- [ENTRIES SUPPLIED]
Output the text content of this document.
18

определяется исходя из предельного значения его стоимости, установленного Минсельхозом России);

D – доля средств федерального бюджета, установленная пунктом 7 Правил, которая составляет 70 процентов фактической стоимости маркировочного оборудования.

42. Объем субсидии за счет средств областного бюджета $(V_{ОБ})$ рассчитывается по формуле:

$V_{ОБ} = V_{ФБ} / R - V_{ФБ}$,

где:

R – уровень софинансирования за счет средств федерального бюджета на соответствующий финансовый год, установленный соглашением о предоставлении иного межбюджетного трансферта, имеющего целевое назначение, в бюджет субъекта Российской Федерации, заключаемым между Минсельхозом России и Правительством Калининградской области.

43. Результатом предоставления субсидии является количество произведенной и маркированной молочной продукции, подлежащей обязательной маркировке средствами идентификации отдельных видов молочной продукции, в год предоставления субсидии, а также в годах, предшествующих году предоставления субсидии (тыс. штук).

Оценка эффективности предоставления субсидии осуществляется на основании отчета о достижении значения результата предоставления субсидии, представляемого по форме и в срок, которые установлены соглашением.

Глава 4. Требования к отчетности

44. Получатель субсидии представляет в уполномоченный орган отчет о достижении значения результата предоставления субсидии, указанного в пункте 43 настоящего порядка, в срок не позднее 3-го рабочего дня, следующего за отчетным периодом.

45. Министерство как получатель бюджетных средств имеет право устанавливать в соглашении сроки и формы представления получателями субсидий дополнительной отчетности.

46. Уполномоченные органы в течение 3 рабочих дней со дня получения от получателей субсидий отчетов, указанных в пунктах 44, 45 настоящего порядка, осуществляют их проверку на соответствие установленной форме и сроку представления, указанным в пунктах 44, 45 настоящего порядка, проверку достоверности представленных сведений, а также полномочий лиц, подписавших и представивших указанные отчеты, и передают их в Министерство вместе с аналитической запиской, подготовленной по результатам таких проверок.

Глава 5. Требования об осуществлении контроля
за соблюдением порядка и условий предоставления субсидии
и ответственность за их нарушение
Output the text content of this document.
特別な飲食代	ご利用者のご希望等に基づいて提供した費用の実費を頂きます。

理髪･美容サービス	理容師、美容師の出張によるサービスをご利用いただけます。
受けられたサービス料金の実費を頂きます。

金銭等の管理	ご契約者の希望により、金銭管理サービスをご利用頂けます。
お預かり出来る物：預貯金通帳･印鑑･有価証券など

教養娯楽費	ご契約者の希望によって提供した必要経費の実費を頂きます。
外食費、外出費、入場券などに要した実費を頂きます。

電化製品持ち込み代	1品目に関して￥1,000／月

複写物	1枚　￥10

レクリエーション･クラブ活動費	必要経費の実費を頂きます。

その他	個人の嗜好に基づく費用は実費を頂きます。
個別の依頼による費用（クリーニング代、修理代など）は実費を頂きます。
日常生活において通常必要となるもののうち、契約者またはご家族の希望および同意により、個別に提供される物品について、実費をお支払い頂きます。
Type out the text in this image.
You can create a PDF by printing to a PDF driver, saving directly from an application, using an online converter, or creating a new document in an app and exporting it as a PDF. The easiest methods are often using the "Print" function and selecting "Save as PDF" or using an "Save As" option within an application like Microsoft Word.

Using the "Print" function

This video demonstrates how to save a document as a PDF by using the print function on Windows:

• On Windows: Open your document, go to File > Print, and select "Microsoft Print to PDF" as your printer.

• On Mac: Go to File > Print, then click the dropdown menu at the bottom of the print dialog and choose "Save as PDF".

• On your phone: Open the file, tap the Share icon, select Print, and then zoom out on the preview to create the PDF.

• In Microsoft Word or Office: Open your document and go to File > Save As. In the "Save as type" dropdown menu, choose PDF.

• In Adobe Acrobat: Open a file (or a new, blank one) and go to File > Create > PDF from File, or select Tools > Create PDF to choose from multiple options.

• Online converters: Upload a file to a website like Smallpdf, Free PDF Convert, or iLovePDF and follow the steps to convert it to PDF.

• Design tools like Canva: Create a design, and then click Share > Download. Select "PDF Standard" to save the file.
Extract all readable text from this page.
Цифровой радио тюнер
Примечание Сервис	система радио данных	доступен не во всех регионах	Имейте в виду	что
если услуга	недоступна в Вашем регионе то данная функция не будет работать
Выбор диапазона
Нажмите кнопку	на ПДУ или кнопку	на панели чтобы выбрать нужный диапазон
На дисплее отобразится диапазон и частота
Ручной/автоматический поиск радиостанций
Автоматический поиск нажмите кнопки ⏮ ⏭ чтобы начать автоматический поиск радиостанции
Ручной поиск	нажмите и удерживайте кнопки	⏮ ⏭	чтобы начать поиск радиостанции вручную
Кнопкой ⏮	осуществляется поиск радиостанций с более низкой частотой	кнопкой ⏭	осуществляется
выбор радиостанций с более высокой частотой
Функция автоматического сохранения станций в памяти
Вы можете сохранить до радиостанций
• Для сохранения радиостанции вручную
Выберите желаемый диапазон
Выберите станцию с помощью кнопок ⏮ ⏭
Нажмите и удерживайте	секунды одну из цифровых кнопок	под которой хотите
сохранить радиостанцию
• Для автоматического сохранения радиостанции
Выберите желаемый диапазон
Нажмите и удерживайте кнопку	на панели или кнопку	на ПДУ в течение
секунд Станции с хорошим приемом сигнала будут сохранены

- [INSTRUCTIONS TO FOLLOW]
Find the lines with the string "menu" and reproduce them.

- [ANSWER TO THIS PROBLEM]
• On Mac: Go to File > Print, then click the dropdown menu at the bottom of the print dialog and choose "Save as PDF".
• In Microsoft Word or Office: Open your document and go to File > Save As. In the "Save as type" dropdown menu, choose PDF.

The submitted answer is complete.